##### Text block #####
Mockito and JUnit 6 are the most powerful duo in the Java testing toolkit. Mockito handles mock creation, stubbing, and verification while JUnit 6 orchestrates the test lifecycle. Together they let you test any unit in complete isolation, regardless of how many dependencies it has. This guide covers every Mockito feature you need — from basic mocking to advanced argument captors, spies, and common pitfalls to avoid.
Setup: Mockito with JUnit 6
<!-- Mockito Core + JUnit 5/6 integration -->
<dependency>
<groupId>org.mockito</groupId>
<artifactId>mockito-junit-jupiter</artifactId>
<version>5.12.0</version>
<scope>test</scope>
</dependency>
<!-- Note: spring-boot-starter-test already includes mockito-junit-jupiter -->
Activate Mockito’s annotation processing by adding @ExtendWith(MockitoExtension.class) to your test class:
import org.junit.jupiter.api.extension.ExtendWith;
import org.mockito.junit.jupiter.MockitoExtension;
@ExtendWith(MockitoExtension.class) // enables @Mock, @InjectMocks, @Captor, @Spy
class PaymentServiceTest { }
Creating Mocks: @Mock vs Mockito.mock()
@ExtendWith(MockitoExtension.class)
class MockCreationTest {
// Annotation style — cleanest, preferred for fields
@Mock
private PaymentGateway paymentGateway;
@Mock
private NotificationService notificationService;
// Programmatic style — useful when you need a mock inside a method
@Test
void programmaticMockCreation() {
// Create a mock inside the test method
UserRepository mockRepo = Mockito.mock(UserRepository.class);
when(mockRepo.findById(1L)).thenReturn(Optional.of(new User(1L, "Alice")));
User found = mockRepo.findById(1L).orElseThrow();
assertEquals("Alice", found.getName());
}
}
Stubbing with when().thenReturn()
#####
■ **Apply what you read**
A. Translate this sentence from the Mockito guide into Spanish: "Mockito handles mock creation, stubbing, and verification while JUnit 6 orchestrates the test lifecycle."
B. Extend the Mockito guide, starting right after its final heading, "Stubbing with when().thenReturn()".
##### Records shown #####
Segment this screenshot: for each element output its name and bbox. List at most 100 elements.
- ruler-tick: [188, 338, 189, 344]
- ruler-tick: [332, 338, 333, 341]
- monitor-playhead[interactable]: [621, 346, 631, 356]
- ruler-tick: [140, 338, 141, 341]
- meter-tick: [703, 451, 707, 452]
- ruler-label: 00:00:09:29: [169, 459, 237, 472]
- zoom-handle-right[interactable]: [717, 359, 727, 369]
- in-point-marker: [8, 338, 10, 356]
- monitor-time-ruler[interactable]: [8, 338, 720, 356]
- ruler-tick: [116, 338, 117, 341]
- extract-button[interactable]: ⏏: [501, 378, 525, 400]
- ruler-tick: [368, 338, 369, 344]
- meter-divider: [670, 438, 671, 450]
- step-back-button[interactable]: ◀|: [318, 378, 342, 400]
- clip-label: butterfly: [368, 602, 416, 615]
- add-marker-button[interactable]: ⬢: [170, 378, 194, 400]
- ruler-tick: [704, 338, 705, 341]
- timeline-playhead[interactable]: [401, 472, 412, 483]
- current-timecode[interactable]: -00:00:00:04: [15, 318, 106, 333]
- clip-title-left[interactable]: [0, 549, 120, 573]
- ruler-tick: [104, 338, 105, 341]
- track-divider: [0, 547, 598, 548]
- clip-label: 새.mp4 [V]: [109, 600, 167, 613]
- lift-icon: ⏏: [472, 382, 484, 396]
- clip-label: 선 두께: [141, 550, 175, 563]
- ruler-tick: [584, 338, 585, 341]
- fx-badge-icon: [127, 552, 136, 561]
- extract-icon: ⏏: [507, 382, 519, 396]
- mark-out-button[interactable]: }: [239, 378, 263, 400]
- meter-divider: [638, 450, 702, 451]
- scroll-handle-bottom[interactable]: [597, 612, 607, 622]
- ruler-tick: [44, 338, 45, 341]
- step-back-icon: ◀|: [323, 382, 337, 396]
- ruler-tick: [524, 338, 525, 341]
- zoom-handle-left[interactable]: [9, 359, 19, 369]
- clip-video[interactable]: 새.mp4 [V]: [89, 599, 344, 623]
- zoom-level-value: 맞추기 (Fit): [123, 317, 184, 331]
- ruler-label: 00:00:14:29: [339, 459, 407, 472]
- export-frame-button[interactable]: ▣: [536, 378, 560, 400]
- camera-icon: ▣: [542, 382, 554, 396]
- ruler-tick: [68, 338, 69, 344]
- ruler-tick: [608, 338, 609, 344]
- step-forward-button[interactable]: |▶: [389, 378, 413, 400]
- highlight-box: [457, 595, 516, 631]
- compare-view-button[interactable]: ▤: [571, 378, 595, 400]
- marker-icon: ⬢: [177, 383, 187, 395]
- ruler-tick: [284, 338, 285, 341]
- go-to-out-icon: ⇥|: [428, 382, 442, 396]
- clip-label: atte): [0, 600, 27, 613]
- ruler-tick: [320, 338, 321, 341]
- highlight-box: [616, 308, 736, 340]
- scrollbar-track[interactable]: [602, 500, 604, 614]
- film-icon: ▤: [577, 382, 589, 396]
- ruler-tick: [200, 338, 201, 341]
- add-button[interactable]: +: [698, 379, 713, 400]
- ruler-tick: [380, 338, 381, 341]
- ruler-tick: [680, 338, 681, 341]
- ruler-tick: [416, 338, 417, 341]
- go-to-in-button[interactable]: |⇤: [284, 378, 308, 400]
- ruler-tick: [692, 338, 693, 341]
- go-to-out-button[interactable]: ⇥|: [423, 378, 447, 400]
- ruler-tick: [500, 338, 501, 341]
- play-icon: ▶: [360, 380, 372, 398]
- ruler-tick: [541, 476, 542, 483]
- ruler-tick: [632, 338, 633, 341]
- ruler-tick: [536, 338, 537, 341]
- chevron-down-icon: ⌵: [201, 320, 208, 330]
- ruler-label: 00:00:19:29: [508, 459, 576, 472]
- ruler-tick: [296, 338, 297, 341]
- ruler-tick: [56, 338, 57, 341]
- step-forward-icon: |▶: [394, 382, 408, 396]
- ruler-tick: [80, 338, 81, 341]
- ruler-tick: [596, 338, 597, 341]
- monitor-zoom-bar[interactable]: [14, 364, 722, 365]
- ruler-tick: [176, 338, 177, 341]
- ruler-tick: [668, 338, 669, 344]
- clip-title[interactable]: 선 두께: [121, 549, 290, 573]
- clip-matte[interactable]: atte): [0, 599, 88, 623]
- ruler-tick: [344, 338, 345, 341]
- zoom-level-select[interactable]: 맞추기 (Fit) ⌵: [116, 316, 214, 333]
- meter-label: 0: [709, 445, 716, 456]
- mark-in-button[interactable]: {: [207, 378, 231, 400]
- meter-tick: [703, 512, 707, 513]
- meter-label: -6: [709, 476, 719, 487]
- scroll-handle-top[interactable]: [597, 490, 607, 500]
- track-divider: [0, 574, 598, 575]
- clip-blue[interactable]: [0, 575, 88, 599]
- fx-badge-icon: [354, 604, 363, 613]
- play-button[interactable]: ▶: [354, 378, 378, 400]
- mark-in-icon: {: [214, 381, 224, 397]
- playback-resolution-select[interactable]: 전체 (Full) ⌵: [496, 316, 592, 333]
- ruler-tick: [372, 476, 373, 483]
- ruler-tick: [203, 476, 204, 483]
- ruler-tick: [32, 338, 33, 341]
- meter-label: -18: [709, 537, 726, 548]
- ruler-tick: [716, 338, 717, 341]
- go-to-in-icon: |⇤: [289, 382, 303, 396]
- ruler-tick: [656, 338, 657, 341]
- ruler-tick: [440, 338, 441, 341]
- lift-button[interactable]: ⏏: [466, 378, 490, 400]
#####
■ **Results by task**
A. Mockito se encarga de la creación de mocks, el stubbing y la verificación, mientras que JUnit 6 orquesta el ciclo de vida de las pruebas.

B.
@ExtendWith(MockitoExtension.class)
class StubbingExamplesTest {
@Mock private PaymentGateway paymentGateway;
@InjectMocks private PaymentService paymentService;
@Test
@DisplayName("Successful payment returns a confirmation number")
void successfulPaymentReturnsConfirmationNumber() {
// Stub: when gateway.charge() is called with ANY double, return a confirmation
when(paymentGateway.charge(anyDouble()))
.thenReturn(new PaymentResult("CONF-12345", true));
PaymentResult result = paymentService.processPayment(99.99);
assertTrue(result.isSuccessful());
assertEquals("CONF-12345", result.getConfirmationNumber());
}
@Test
@DisplayName("Gateway failure propagates as PaymentException")
void gatewayFailureThrowsPaymentException() {
// Stub: throw an exception when the gateway is called
when(paymentGateway.charge(anyDouble()))
.thenThrow(new GatewayTimeoutException("Gateway timed out"));
assertThrows(PaymentException.class,
() -> paymentService.processPayment(99.99));
}
@Test
@DisplayName("Multiple calls can return different values")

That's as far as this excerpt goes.